[Task directions]
Copy all the data exactly, except the pictures.

[Start Data excerpts]

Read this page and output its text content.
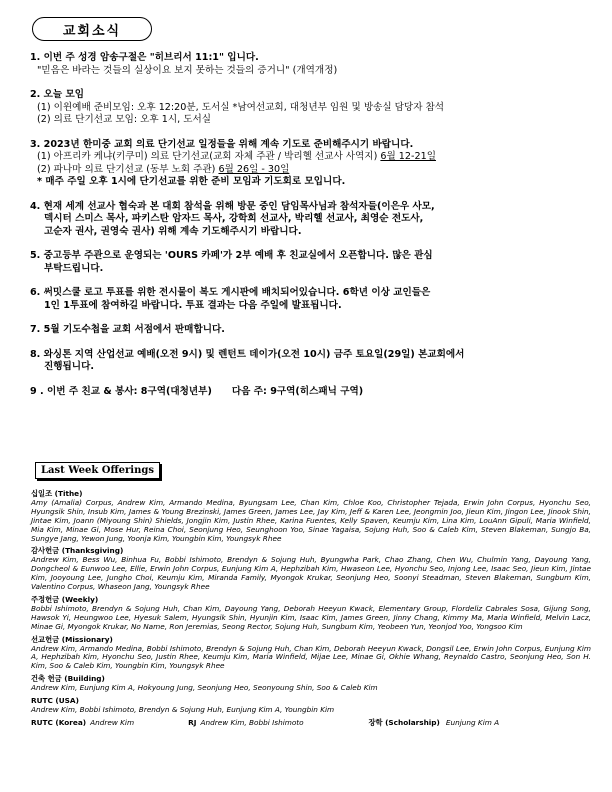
교회소식
1. 이번 주 성경 암송구절은 "히브리서 11:1" 입니다.
"믿음은 바라는 것들의 실상이요 보지 못하는 것들의 증거니" (개역개정)
2. 오늘 모임
(1) 이윈예배 준비모임: 오후 12:20분, 도서실 *남여선교회, 대청년부 임원 및 방송실 담당자 참석
(2) 의료 단기선교 모임: 오후 1시, 도서실
3. 2023년 한미중 교회 의료 단기선교 일정들을 위해 계속 기도로 준비해주시기 바랍니다.
(1) 아프리카 케냐(키쿠미) 의료 단기선교(교회 자체 주관 / 박리헬 선교사 사역지) 6월 12-21일
(2) 파나마 의료 단기선교 (동부 노회 주관) 6월 26일 - 30일
* 매주 주일 오후 1시에 단기선교를 위한 준비 모임과 기도회로 모입니다.
4. 현재 세계 선교사 협숙과 본 대회 참석을 위해 방문 중인 담임목사님과 참석자들(이은우 사모,
덱시터 스미스 목사, 파키스탄 암자드 목사, 강학희 선교사, 박리헬 선교사, 최영순 전도사,
고순자 권사, 권영숙 권사) 위해 계속 기도해주시기 바랍니다.
5. 중고등부 주관으로 운영되는 'OURS 카페'가 2부 예배 후 친교실에서 오픈합니다. 많은 관심
부탁드립니다.
6. 써밋스쿨 로고 투표를 위한 전시물이 복도 게시판에 배치되어있습니다. 6학년 이상 교인들은
1인 1투표에 참여하길 바랍니다. 투표 결과는 다음 주일에 발표됩니다.
7. 5월 기도수첩을 교회 서점에서 판매합니다.
8. 와싱톤 지역 산업선교 예배(오전 9시) 및 렌턴트 데이가(오전 10시) 금주 토요일(29일) 본교회에서
진행됩니다.
9 . 이번 주 친교 & 봉사: 8구역(대청년부) 다음 주: 9구역(히스패닉 구역)
Last Week Offerings
십일조 (Tithe)
Amy (Amalia) Corpus, Andrew Kim, Armando Medina, Byungsam Lee, Chan Kim, Chloe Koo, Christopher Tejada, Erwin John Corpus, Hyonchu Seo, Hyungsik Shin, Insub Kim, James & Young Brezinski, James Green, James Lee, Jay Kim, Jeff & Karen Lee, Jeongmin Joo, Jieun Kim, Jingon Lee, Jinook Shin, Jintae Kim, Joann (Miyoung Shin) Shields, Jongjin Kim, Justin Rhee, Karina Fuentes, Kelly Spaven, Keumju Kim, Lina Kim, LouAnn Gipuli, Maria Winfield, Mia Kim, Minae Gi, Mose Hur, Reina Choi, Seonjung Heo, Seunghoon Yoo, Sinae Yagaisa, Sojung Huh, Soo & Caleb Kim, Steven Blakeman, Sungjo Ba, Sungye Jang, Yewon Jung, Yoonja Kim, Youngbin Kim, Youngsyk Rhee
감사헌금 (Thanksgiving)
Andrew Kim, Bess Wu, Binhua Fu, Bobbi Ishimoto, Brendyn & Sojung Huh, Byungwha Park, Chao Zhang, Chen Wu, Chulmin Yang, Dayoung Yang, Dongcheol & Eunwoo Lee, Ellie, Erwin John Corpus, Eunjung Kim A, Hephzibah Kim, Hwaseon Lee, Hyonchu Seo, Injong Lee, Isaac Seo, Jieun Kim, Jintae Kim, Jooyoung Lee, Jungho Choi, Keumju Kim, Miranda Family, Myongok Krukar, Seonjung Heo, Soonyi Steadman, Steven Blakeman, Sungbum Kim, Valentino Corpus, Whaseon Jang, Youngsyk Rhee
주정헌금 (Weekly)
Bobbi Ishimoto, Brendyn & Sojung Huh, Chan Kim, Dayoung Yang, Deborah Heeyun Kwack, Elementary Group, Flordeliz Cabrales Sosa, Gijung Song, Hawsok Yi, Heungwoo Lee, Hyesuk Salem, Hyungsik Shin, Hyunjin Kim, Isaac Kim, James Green, Jinny Chang, Kimmy Ma, Maria Winfield, Melvin Lacz, Minae Gi, Myongok Krukar, No Name, Ron Jeremias, Seong Rector, Sojung Huh, Sungbum Kim, Yeobeen Yun, Yeonjod Yoo, Yongsoo Kim
선교헌금 (Missionary)
Andrew Kim, Armando Medina, Bobbi Ishimoto, Brendyn & Sojung Huh, Chan Kim, Deborah Heeyun Kwack, Dongsil Lee, Erwin John Corpus, Eunjung Kim A, Hephzibah Kim, Hyonchu Seo, Justin Rhee, Keumju Kim, Maria Winfield, Mijae Lee, Minae Gi, Okhie Whang, Reynaldo Castro, Seonjung Heo, Son H. Kim, Soo & Caleb Kim, Youngbin Kim, Youngsyk Rhee
건축 헌금 (Building)
Andrew Kim, Eunjung Kim A, Hokyoung Jung, Seonjung Heo, Seonyoung Shin, Soo & Caleb Kim
RUTC (USA)
Andrew Kim, Bobbi Ishimoto, Brendyn & Sojung Huh, Eunjung Kim A, Youngbin Kim
RUTC (Korea) Andrew Kim	RJ Andrew Kim, Bobbi Ishimoto	장학 (Scholarship) Eunjung Kim A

[End Data excerpts]

[Solved problem]
Read this page and output its text content.
교회소식
1. 이번 주 성경 암송구절은 "히브리서 11:1" 입니다.
"믿음은 바라는 것들의 실상이요 보지 못하는 것들의 증거니" (개역개정)
2. 오늘 모임
(1) 이윈예배 준비모임: 오후 12:20분, 도서실 *남여선교회, 대청년부 임원 및 방송실 담당자 참석
(2) 의료 단기선교 모임: 오후 1시, 도서실
3. 2023년 한미중 교회 의료 단기선교 일정들을 위해 계속 기도로 준비해주시기 바랍니다.
(1) 아프리카 케냐(키쿠미) 의료 단기선교(교회 자체 주관 / 박리헬 선교사 사역지) 6월 12-21일
(2) 파나마 의료 단기선교 (동부 노회 주관) 6월 26일 - 30일
* 매주 주일 오후 1시에 단기선교를 위한 준비 모임과 기도회로 모입니다.
4. 현재 세계 선교사 협숙과 본 대회 참석을 위해 방문 중인 담임목사님과 참석자들(이은우 사모,
덱시터 스미스 목사, 파키스탄 암자드 목사, 강학희 선교사, 박리헬 선교사, 최영순 전도사,
고순자 권사, 권영숙 권사) 위해 계속 기도해주시기 바랍니다.
5. 중고등부 주관으로 운영되는 'OURS 카페'가 2부 예배 후 친교실에서 오픈합니다. 많은 관심
부탁드립니다.
6. 써밋스쿨 로고 투표를 위한 전시물이 복도 게시판에 배치되어있습니다. 6학년 이상 교인들은
1인 1투표에 참여하길 바랍니다. 투표 결과는 다음 주일에 발표됩니다.
7. 5월 기도수첩을 교회 서점에서 판매합니다.
8. 와싱톤 지역 산업선교 예배(오전 9시) 및 렌턴트 데이가(오전 10시) 금주 토요일(29일) 본교회에서
진행됩니다.
9 . 이번 주 친교 & 봉사: 8구역(대청년부) 다음 주: 9구역(히스패닉 구역)
Last Week Offerings
십일조 (Tithe)
Amy (Amalia) Corpus, Andrew Kim, Armando Medina, Byungsam Lee, Chan Kim, Chloe Koo, Christopher Tejada, Erwin John Corpus, Hyonchu Seo, Hyungsik Shin, Insub Kim, James & Young Brezinski, James Green, James Lee, Jay Kim, Jeff & Karen Lee, Jeongmin Joo, Jieun Kim, Jingon Lee, Jinook Shin, Jintae Kim, Joann (Miyoung Shin) Shields, Jongjin Kim, Justin Rhee, Karina Fuentes, Kelly Spaven, Keumju Kim, Lina Kim, LouAnn Gipuli, Maria Winfield, Mia Kim, Minae Gi, Mose Hur, Reina Choi, Seonjung Heo, Seunghoon Yoo, Sinae Yagaisa, Sojung Huh, Soo & Caleb Kim, Steven Blakeman, Sungjo Ba, Sungye Jang, Yewon Jung, Yoonja Kim, Youngbin Kim, Youngsyk Rhee
감사헌금 (Thanksgiving)
Andrew Kim, Bess Wu, Binhua Fu, Bobbi Ishimoto, Brendyn & Sojung Huh, Byungwha Park, Chao Zhang, Chen Wu, Chulmin Yang, Dayoung Yang, Dongcheol & Eunwoo Lee, Ellie, Erwin John Corpus, Eunjung Kim A, Hephzibah Kim, Hwaseon Lee, Hyonchu Seo, Injong Lee, Isaac Seo, Jieun Kim, Jintae Kim, Jooyoung Lee, Jungho Choi, Keumju Kim, Miranda Family, Myongok Krukar, Seonjung Heo, Soonyi Steadman, Steven Blakeman, Sungbum Kim, Valentino Corpus, Whaseon Jang, Youngsyk Rhee
주정헌금 (Weekly)
Bobbi Ishimoto, Brendyn & Sojung Huh, Chan Kim, Dayoung Yang, Deborah Heeyun Kwack, Elementary Group, Flordeliz Cabrales Sosa, Gijung Song, Hawsok Yi, Heungwoo Lee, Hyesuk Salem, Hyungsik Shin, Hyunjin Kim, Isaac Kim, James Green, Jinny Chang, Kimmy Ma, Maria Winfield, Melvin Lacz, Minae Gi, Myongok Krukar, No Name, Ron Jeremias, Seong Rector, Sojung Huh, Sungbum Kim, Yeobeen Yun, Yeonjod Yoo, Yongsoo Kim
선교헌금 (Missionary)
Andrew Kim, Armando Medina, Bobbi Ishimoto, Brendyn & Sojung Huh, Chan Kim, Deborah Heeyun Kwack, Dongsil Lee, Erwin John Corpus, Eunjung Kim A, Hephzibah Kim, Hyonchu Seo, Justin Rhee, Keumju Kim, Maria Winfield, Mijae Lee, Minae Gi, Okhie Whang, Reynaldo Castro, Seonjung Heo, Son H. Kim, Soo & Caleb Kim, Youngbin Kim, Youngsyk Rhee
건축 헌금 (Building)
Andrew Kim, Eunjung Kim A, Hokyoung Jung, Seonjung Heo, Seonyoung Shin, Soo & Caleb Kim
RUTC (USA)
Andrew Kim, Bobbi Ishimoto, Brendyn & Sojung Huh, Eunjung Kim A, Youngbin Kim
RUTC (Korea) Andrew Kim	RJ Andrew Kim, Bobbi Ishimoto	장학 (Scholarship) Eunjung Kim A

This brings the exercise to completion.